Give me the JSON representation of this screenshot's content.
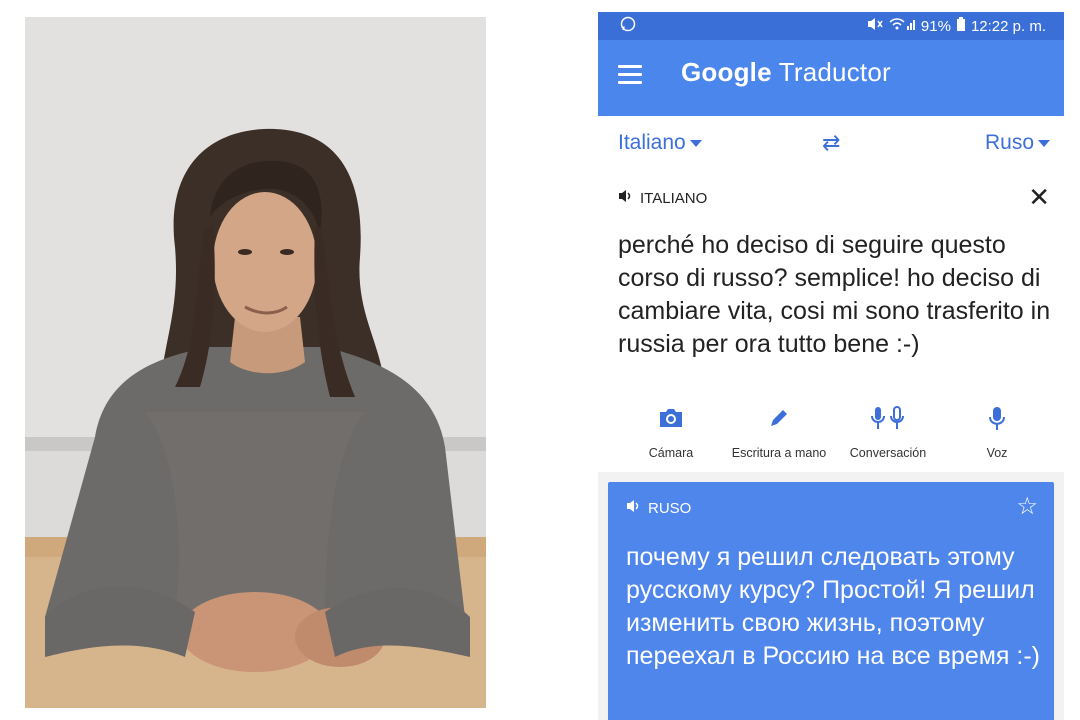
{
  "status_bar": {
    "left_icon": "whatsapp-icon",
    "battery": "91%",
    "time": "12:22 p. m."
  },
  "app_bar": {
    "menu_icon": "hamburger-menu-icon",
    "title_brand": "Google",
    "title_product": "Traductor"
  },
  "language_bar": {
    "source": "Italiano",
    "target": "Ruso",
    "swap_icon": "swap-arrows-icon"
  },
  "input": {
    "language_label": "ITALIANO",
    "text": "perché ho deciso di seguire questo corso di russo? semplice! ho deciso di cambiare vita, cosi mi sono trasferito in russia  per ora tutto bene :-)"
  },
  "tools": [
    {
      "label": "Cámara",
      "icon": "camera-icon"
    },
    {
      "label": "Escritura a mano",
      "icon": "pen-icon"
    },
    {
      "label": "Conversación",
      "icon": "conversation-mic-icon"
    },
    {
      "label": "Voz",
      "icon": "mic-icon"
    }
  ],
  "output": {
    "language_label": "RUSO",
    "text": "почему я решил следовать этому русскому курсу? Простой! Я решил изменить свою жизнь, поэтому переехал в Россию на все время :-)"
  },
  "colors": {
    "app_blue": "#4a86ec",
    "status_blue": "#3a6fd8",
    "link_blue": "#3c6fd8",
    "output_card_blue": "#4f86ec"
  }
}
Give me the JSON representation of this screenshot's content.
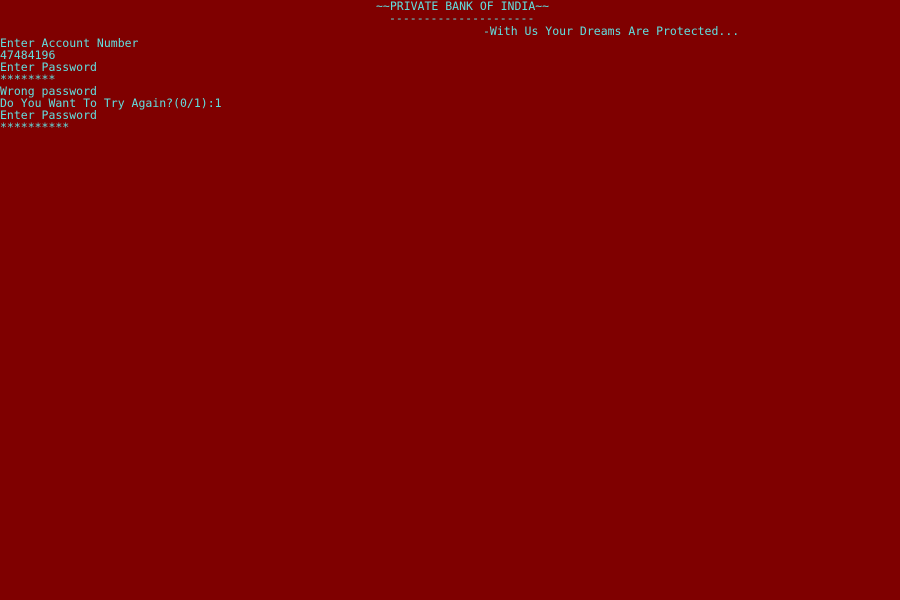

=-=-=-=-=

Scan the listing above and copy all lines containing the word "icon".

    "left_icon": "whatsapp-icon",
    "menu_icon": "hamburger-menu-icon",
    "swap_icon": "swap-arrows-icon"
      "icon": "camera-icon"
      "icon": "pen-icon"
      "icon": "conversation-mic-icon"
      "icon": "mic-icon"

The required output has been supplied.